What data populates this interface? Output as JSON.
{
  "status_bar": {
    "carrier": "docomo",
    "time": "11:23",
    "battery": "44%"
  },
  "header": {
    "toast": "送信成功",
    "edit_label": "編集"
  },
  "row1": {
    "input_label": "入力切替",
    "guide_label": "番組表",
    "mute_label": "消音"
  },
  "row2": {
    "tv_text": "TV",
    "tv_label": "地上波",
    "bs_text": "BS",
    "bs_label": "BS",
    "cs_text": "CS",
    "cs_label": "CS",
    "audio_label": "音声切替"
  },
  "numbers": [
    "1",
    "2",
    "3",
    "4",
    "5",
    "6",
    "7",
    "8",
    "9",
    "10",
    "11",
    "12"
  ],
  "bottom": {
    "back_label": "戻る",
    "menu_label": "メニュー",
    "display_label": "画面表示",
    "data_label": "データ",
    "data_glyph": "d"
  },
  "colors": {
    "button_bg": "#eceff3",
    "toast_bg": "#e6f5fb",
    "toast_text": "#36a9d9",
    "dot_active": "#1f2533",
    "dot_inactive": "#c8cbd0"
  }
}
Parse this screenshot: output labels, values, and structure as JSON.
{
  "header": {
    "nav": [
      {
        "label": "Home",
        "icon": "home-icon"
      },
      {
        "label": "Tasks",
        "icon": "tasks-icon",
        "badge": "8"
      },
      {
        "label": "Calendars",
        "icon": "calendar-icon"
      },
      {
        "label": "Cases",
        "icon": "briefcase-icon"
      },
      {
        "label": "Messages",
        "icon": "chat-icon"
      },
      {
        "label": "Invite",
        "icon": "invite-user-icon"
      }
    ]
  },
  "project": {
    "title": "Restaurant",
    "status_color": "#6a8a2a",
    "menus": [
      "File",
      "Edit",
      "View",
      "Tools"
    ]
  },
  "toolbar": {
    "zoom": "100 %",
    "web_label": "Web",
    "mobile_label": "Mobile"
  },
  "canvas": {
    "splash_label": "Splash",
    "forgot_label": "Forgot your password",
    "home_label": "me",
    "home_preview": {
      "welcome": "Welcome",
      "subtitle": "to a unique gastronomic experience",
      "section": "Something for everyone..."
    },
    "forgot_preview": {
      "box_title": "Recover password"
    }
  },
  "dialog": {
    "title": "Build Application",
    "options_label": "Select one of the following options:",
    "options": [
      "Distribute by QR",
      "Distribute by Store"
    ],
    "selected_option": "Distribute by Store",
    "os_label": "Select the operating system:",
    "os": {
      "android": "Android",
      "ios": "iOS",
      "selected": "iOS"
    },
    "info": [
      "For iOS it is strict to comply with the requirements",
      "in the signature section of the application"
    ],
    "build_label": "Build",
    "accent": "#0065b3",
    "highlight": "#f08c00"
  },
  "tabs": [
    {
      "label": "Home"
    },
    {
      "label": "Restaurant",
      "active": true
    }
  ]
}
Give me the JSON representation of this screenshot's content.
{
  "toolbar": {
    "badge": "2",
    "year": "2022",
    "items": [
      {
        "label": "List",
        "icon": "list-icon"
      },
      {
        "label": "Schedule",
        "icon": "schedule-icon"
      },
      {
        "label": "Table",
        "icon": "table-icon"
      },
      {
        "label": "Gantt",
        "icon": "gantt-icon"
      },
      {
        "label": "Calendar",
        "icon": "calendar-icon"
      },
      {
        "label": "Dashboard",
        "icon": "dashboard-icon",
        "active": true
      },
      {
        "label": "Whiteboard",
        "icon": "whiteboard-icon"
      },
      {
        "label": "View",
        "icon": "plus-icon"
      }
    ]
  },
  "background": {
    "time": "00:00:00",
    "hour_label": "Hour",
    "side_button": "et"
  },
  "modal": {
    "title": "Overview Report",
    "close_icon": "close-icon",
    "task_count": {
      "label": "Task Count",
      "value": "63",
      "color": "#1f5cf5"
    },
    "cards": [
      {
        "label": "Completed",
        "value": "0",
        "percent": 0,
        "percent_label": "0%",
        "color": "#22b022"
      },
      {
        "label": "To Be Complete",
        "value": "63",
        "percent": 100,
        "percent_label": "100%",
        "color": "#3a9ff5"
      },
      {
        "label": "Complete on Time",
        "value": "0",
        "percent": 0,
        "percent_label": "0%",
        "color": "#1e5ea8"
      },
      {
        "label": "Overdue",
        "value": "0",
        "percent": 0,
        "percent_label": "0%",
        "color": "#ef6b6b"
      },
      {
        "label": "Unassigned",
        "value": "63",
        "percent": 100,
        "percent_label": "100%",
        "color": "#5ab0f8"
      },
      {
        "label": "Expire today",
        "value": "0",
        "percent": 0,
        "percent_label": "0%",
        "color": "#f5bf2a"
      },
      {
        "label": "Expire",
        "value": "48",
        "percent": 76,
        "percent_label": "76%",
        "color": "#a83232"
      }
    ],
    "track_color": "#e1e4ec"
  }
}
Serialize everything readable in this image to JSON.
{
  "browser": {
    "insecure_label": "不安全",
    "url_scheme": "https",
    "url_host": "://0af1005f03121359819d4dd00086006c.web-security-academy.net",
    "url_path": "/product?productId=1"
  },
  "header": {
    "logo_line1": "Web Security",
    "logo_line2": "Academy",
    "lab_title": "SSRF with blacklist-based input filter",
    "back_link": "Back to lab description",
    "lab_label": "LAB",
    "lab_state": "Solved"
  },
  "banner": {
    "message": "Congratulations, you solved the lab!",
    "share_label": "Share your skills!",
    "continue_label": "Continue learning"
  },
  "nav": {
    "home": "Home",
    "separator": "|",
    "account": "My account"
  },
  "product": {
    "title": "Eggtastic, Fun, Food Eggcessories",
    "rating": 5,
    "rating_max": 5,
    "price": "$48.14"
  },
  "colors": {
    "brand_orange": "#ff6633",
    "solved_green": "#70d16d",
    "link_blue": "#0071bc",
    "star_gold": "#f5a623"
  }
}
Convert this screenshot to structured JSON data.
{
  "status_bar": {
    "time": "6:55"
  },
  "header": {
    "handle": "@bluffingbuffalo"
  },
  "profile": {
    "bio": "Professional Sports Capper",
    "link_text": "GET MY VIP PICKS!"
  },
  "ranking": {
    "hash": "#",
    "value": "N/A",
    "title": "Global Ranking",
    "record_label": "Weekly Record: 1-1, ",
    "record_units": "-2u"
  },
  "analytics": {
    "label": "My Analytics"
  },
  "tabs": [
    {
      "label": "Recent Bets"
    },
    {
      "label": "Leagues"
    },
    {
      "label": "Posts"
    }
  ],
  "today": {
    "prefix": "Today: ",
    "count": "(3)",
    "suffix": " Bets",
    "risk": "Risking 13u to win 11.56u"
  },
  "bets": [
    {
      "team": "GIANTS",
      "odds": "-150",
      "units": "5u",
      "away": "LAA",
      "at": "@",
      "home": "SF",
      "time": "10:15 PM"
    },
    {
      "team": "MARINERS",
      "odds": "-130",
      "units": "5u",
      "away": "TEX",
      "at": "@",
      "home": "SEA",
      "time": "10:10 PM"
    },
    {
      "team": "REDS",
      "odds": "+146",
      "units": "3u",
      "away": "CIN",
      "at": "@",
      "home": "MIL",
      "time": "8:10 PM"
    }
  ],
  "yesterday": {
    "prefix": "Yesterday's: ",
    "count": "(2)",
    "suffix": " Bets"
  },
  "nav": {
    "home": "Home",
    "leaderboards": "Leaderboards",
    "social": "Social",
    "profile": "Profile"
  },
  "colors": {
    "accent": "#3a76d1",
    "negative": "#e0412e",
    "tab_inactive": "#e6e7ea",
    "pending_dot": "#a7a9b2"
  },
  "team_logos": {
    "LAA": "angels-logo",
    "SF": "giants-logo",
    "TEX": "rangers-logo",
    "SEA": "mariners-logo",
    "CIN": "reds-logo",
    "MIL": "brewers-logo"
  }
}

################

The exercise: Every line in the data that holds "JSON" should be copied out.

Task solution:
What data populates this interface? Output as JSON.
Parse this screenshot: output labels, values, and structure as JSON.
Give me the JSON representation of this screenshot's content.
Serialize everything readable in this image to JSON.
Convert this screenshot to structured JSON data.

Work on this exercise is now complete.